------ LISTED RECORDS
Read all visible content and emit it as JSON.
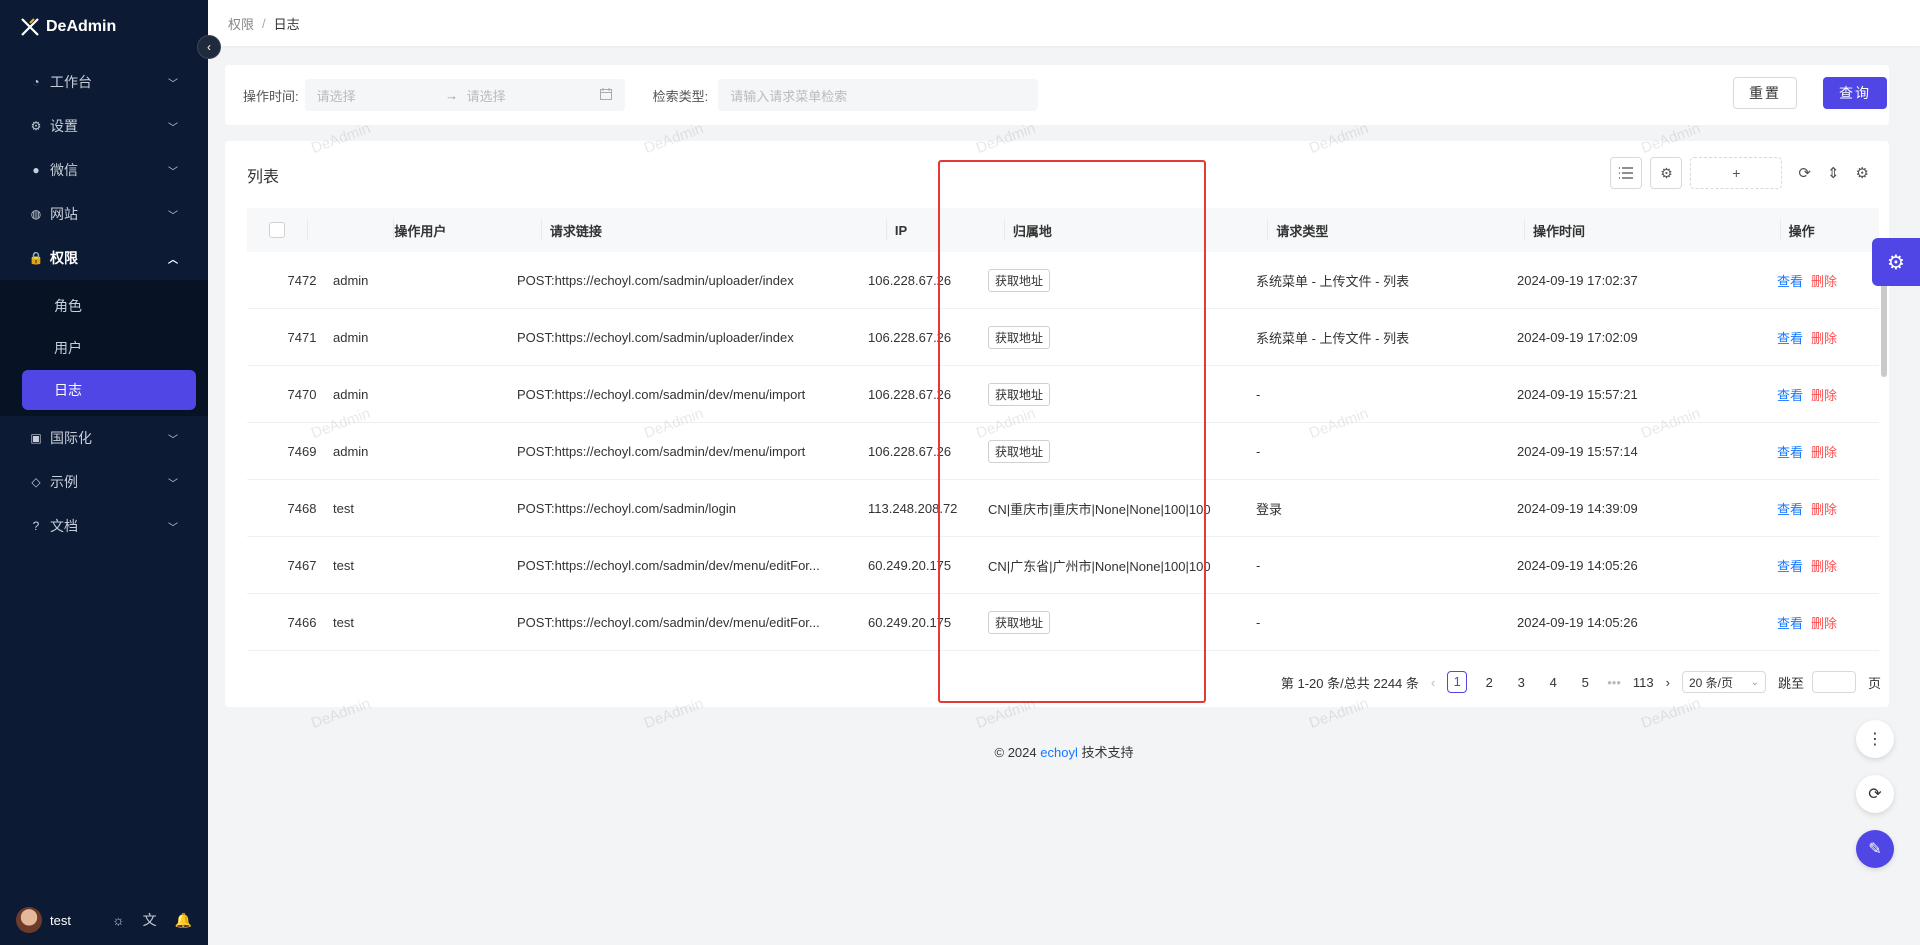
{
  "app": {
    "name": "DeAdmin"
  },
  "sidebar": {
    "items": [
      {
        "label": "工作台",
        "icon": "dashboard-icon"
      },
      {
        "label": "设置",
        "icon": "gear-icon"
      },
      {
        "label": "微信",
        "icon": "wechat-icon"
      },
      {
        "label": "网站",
        "icon": "globe-icon"
      },
      {
        "label": "权限",
        "icon": "lock-icon"
      },
      {
        "label": "国际化",
        "icon": "i18n-icon"
      },
      {
        "label": "示例",
        "icon": "tag-icon"
      },
      {
        "label": "文档",
        "icon": "help-icon"
      }
    ],
    "sub_items": [
      "角色",
      "用户",
      "日志"
    ],
    "user": "test"
  },
  "breadcrumb": {
    "parent": "权限",
    "separator": "/",
    "current": "日志"
  },
  "search": {
    "time_label": "操作时间:",
    "start_placeholder": "请选择",
    "end_placeholder": "请选择",
    "type_label": "检索类型:",
    "type_placeholder": "请输入请求菜单检索",
    "reset_label": "重置",
    "query_label": "查询"
  },
  "table": {
    "title": "列表",
    "plus_label": "+",
    "columns": [
      "操作用户",
      "请求链接",
      "IP",
      "归属地",
      "请求类型",
      "操作时间",
      "操作"
    ],
    "rows": [
      {
        "id": "7472",
        "user": "admin",
        "url": "POST:https://echoyl.com/sadmin/uploader/index",
        "ip": "106.228.67.26",
        "location": "获取地址",
        "location_is_button": true,
        "type": "系统菜单 - 上传文件 - 列表",
        "time": "2024-09-19 17:02:37"
      },
      {
        "id": "7471",
        "user": "admin",
        "url": "POST:https://echoyl.com/sadmin/uploader/index",
        "ip": "106.228.67.26",
        "location": "获取地址",
        "location_is_button": true,
        "type": "系统菜单 - 上传文件 - 列表",
        "time": "2024-09-19 17:02:09"
      },
      {
        "id": "7470",
        "user": "admin",
        "url": "POST:https://echoyl.com/sadmin/dev/menu/import",
        "ip": "106.228.67.26",
        "location": "获取地址",
        "location_is_button": true,
        "type": "-",
        "time": "2024-09-19 15:57:21"
      },
      {
        "id": "7469",
        "user": "admin",
        "url": "POST:https://echoyl.com/sadmin/dev/menu/import",
        "ip": "106.228.67.26",
        "location": "获取地址",
        "location_is_button": true,
        "type": "-",
        "time": "2024-09-19 15:57:14"
      },
      {
        "id": "7468",
        "user": "test",
        "url": "POST:https://echoyl.com/sadmin/login",
        "ip": "113.248.208.72",
        "location": "CN|重庆市|重庆市|None|None|100|100",
        "location_is_button": false,
        "type": "登录",
        "time": "2024-09-19 14:39:09"
      },
      {
        "id": "7467",
        "user": "test",
        "url": "POST:https://echoyl.com/sadmin/dev/menu/editFor...",
        "ip": "60.249.20.175",
        "location": "CN|广东省|广州市|None|None|100|100",
        "location_is_button": false,
        "type": "-",
        "time": "2024-09-19 14:05:26"
      },
      {
        "id": "7466",
        "user": "test",
        "url": "POST:https://echoyl.com/sadmin/dev/menu/editFor...",
        "ip": "60.249.20.175",
        "location": "获取地址",
        "location_is_button": true,
        "type": "-",
        "time": "2024-09-19 14:05:26"
      }
    ],
    "action_view": "查看",
    "action_delete": "删除"
  },
  "pagination": {
    "summary": "第 1-20 条/总共 2244 条",
    "pages": [
      "1",
      "2",
      "3",
      "4",
      "5"
    ],
    "ellipsis": "•••",
    "last": "113",
    "page_size": "20 条/页",
    "jump_label": "跳至",
    "page_suffix": "页"
  },
  "watermark": "DeAdmin",
  "footer": {
    "prefix": "© 2024",
    "brand": "echoyl",
    "suffix": "技术支持"
  },
  "colors": {
    "primary": "#4f46e5",
    "sidebar": "#0c1a33",
    "highlight": "#e53935",
    "link": "#1677ff",
    "danger": "#ff4d4f"
  }
}
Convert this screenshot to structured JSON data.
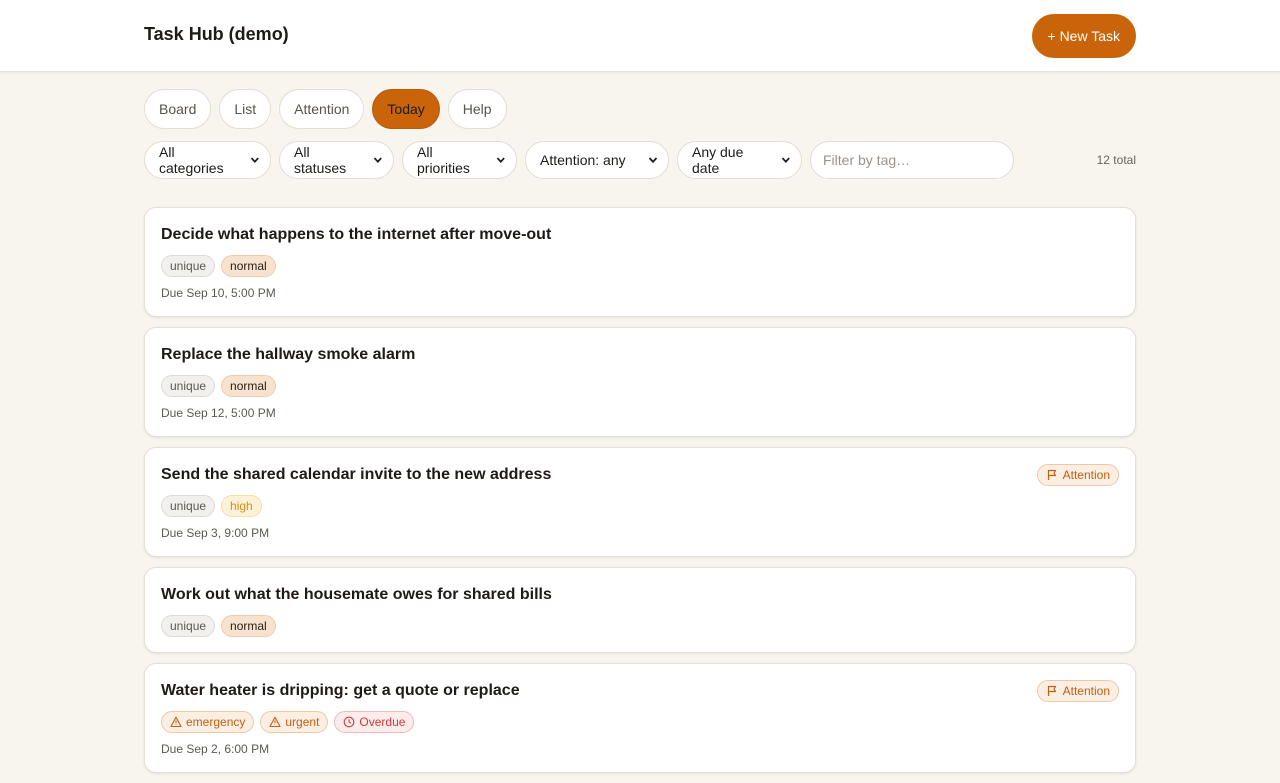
{
  "header": {
    "title": "Task Hub (demo)",
    "new_task_label": "+ New Task"
  },
  "tabs": [
    {
      "label": "Board",
      "active": false
    },
    {
      "label": "List",
      "active": false
    },
    {
      "label": "Attention",
      "active": false
    },
    {
      "label": "Today",
      "active": true
    },
    {
      "label": "Help",
      "active": false
    }
  ],
  "filters": {
    "category": "All categories",
    "status": "All statuses",
    "priority": "All priorities",
    "attention": "Attention: any",
    "due": "Any due date",
    "tag_placeholder": "Filter by tag…",
    "tag_value": "",
    "total": "12 total"
  },
  "tasks": [
    {
      "title": "Decide what happens to the internet after move-out",
      "chips": [
        "unique",
        "normal"
      ],
      "due": "Due Sep 10, 5:00 PM"
    },
    {
      "title": "Replace the hallway smoke alarm",
      "chips": [
        "unique",
        "normal"
      ],
      "due": "Due Sep 12, 5:00 PM"
    },
    {
      "title": "Send the shared calendar invite to the new address",
      "chips": [
        "unique",
        "high"
      ],
      "due": "Due Sep 3, 9:00 PM",
      "attention": "Attention"
    },
    {
      "title": "Work out what the housemate owes for shared bills",
      "chips": [
        "unique",
        "normal"
      ]
    },
    {
      "title": "Water heater is dripping: get a quote or replace",
      "chips": [
        "emergency",
        "urgent",
        "Overdue"
      ],
      "due": "Due Sep 2, 6:00 PM",
      "attention": "Attention"
    }
  ],
  "colors": {
    "accent": "#c9640a",
    "background": "#f8f4ee",
    "overdue": "#d23a3a"
  },
  "icons": {
    "chip_emergency": "warning-triangle-icon",
    "chip_urgent": "warning-triangle-icon",
    "chip_overdue": "clock-icon",
    "attention": "flag-icon"
  }
}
------------
EXERCISE BRIEF
Exclude all images and restate the records above word for word.

EXERCISE RESULT
Read all visible content and emit it as JSON.
{
  "app": {
    "name": "DeAdmin"
  },
  "sidebar": {
    "items": [
      {
        "label": "工作台",
        "icon": "dashboard-icon"
      },
      {
        "label": "设置",
        "icon": "gear-icon"
      },
      {
        "label": "微信",
        "icon": "wechat-icon"
      },
      {
        "label": "网站",
        "icon": "globe-icon"
      },
      {
        "label": "权限",
        "icon": "lock-icon"
      },
      {
        "label": "国际化",
        "icon": "i18n-icon"
      },
      {
        "label": "示例",
        "icon": "tag-icon"
      },
      {
        "label": "文档",
        "icon": "help-icon"
      }
    ],
    "sub_items": [
      "角色",
      "用户",
      "日志"
    ],
    "user": "test"
  },
  "breadcrumb": {
    "parent": "权限",
    "separator": "/",
    "current": "日志"
  },
  "search": {
    "time_label": "操作时间:",
    "start_placeholder": "请选择",
    "end_placeholder": "请选择",
    "type_label": "检索类型:",
    "type_placeholder": "请输入请求菜单检索",
    "reset_label": "重置",
    "query_label": "查询"
  },
  "table": {
    "title": "列表",
    "plus_label": "+",
    "columns": [
      "操作用户",
      "请求链接",
      "IP",
      "归属地",
      "请求类型",
      "操作时间",
      "操作"
    ],
    "rows": [
      {
        "id": "7472",
        "user": "admin",
        "url": "POST:https://echoyl.com/sadmin/uploader/index",
        "ip": "106.228.67.26",
        "location": "获取地址",
        "location_is_button": true,
        "type": "系统菜单 - 上传文件 - 列表",
        "time": "2024-09-19 17:02:37"
      },
      {
        "id": "7471",
        "user": "admin",
        "url": "POST:https://echoyl.com/sadmin/uploader/index",
        "ip": "106.228.67.26",
        "location": "获取地址",
        "location_is_button": true,
        "type": "系统菜单 - 上传文件 - 列表",
        "time": "2024-09-19 17:02:09"
      },
      {
        "id": "7470",
        "user": "admin",
        "url": "POST:https://echoyl.com/sadmin/dev/menu/import",
        "ip": "106.228.67.26",
        "location": "获取地址",
        "location_is_button": true,
        "type": "-",
        "time": "2024-09-19 15:57:21"
      },
      {
        "id": "7469",
        "user": "admin",
        "url": "POST:https://echoyl.com/sadmin/dev/menu/import",
        "ip": "106.228.67.26",
        "location": "获取地址",
        "location_is_button": true,
        "type": "-",
        "time": "2024-09-19 15:57:14"
      },
      {
        "id": "7468",
        "user": "test",
        "url": "POST:https://echoyl.com/sadmin/login",
        "ip": "113.248.208.72",
        "location": "CN|重庆市|重庆市|None|None|100|100",
        "location_is_button": false,
        "type": "登录",
        "time": "2024-09-19 14:39:09"
      },
      {
        "id": "7467",
        "user": "test",
        "url": "POST:https://echoyl.com/sadmin/dev/menu/editFor...",
        "ip": "60.249.20.175",
        "location": "CN|广东省|广州市|None|None|100|100",
        "location_is_button": false,
        "type": "-",
        "time": "2024-09-19 14:05:26"
      },
      {
        "id": "7466",
        "user": "test",
        "url": "POST:https://echoyl.com/sadmin/dev/menu/editFor...",
        "ip": "60.249.20.175",
        "location": "获取地址",
        "location_is_button": true,
        "type": "-",
        "time": "2024-09-19 14:05:26"
      }
    ],
    "action_view": "查看",
    "action_delete": "删除"
  },
  "pagination": {
    "summary": "第 1-20 条/总共 2244 条",
    "pages": [
      "1",
      "2",
      "3",
      "4",
      "5"
    ],
    "ellipsis": "•••",
    "last": "113",
    "page_size": "20 条/页",
    "jump_label": "跳至",
    "page_suffix": "页"
  },
  "watermark": "DeAdmin",
  "footer": {
    "prefix": "© 2024",
    "brand": "echoyl",
    "suffix": "技术支持"
  },
  "colors": {
    "primary": "#4f46e5",
    "sidebar": "#0c1a33",
    "highlight": "#e53935",
    "link": "#1677ff",
    "danger": "#ff4d4f"
  }
}
Convert this screenshot to structured JSON data.
{
  "header": {
    "title": "Task Hub (demo)",
    "new_task_label": "+ New Task"
  },
  "tabs": [
    {
      "label": "Board",
      "active": false
    },
    {
      "label": "List",
      "active": false
    },
    {
      "label": "Attention",
      "active": false
    },
    {
      "label": "Today",
      "active": true
    },
    {
      "label": "Help",
      "active": false
    }
  ],
  "filters": {
    "category": "All categories",
    "status": "All statuses",
    "priority": "All priorities",
    "attention": "Attention: any",
    "due": "Any due date",
    "tag_placeholder": "Filter by tag…",
    "tag_value": "",
    "total": "12 total"
  },
  "tasks": [
    {
      "title": "Decide what happens to the internet after move-out",
      "chips": [
        "unique",
        "normal"
      ],
      "due": "Due Sep 10, 5:00 PM"
    },
    {
      "title": "Replace the hallway smoke alarm",
      "chips": [
        "unique",
        "normal"
      ],
      "due": "Due Sep 12, 5:00 PM"
    },
    {
      "title": "Send the shared calendar invite to the new address",
      "chips": [
        "unique",
        "high"
      ],
      "due": "Due Sep 3, 9:00 PM",
      "attention": "Attention"
    },
    {
      "title": "Work out what the housemate owes for shared bills",
      "chips": [
        "unique",
        "normal"
      ]
    },
    {
      "title": "Water heater is dripping: get a quote or replace",
      "chips": [
        "emergency",
        "urgent",
        "Overdue"
      ],
      "due": "Due Sep 2, 6:00 PM",
      "attention": "Attention"
    }
  ],
  "colors": {
    "accent": "#c9640a",
    "background": "#f8f4ee",
    "overdue": "#d23a3a"
  },
  "icons": {
    "chip_emergency": "warning-triangle-icon",
    "chip_urgent": "warning-triangle-icon",
    "chip_overdue": "clock-icon",
    "attention": "flag-icon"
  }
}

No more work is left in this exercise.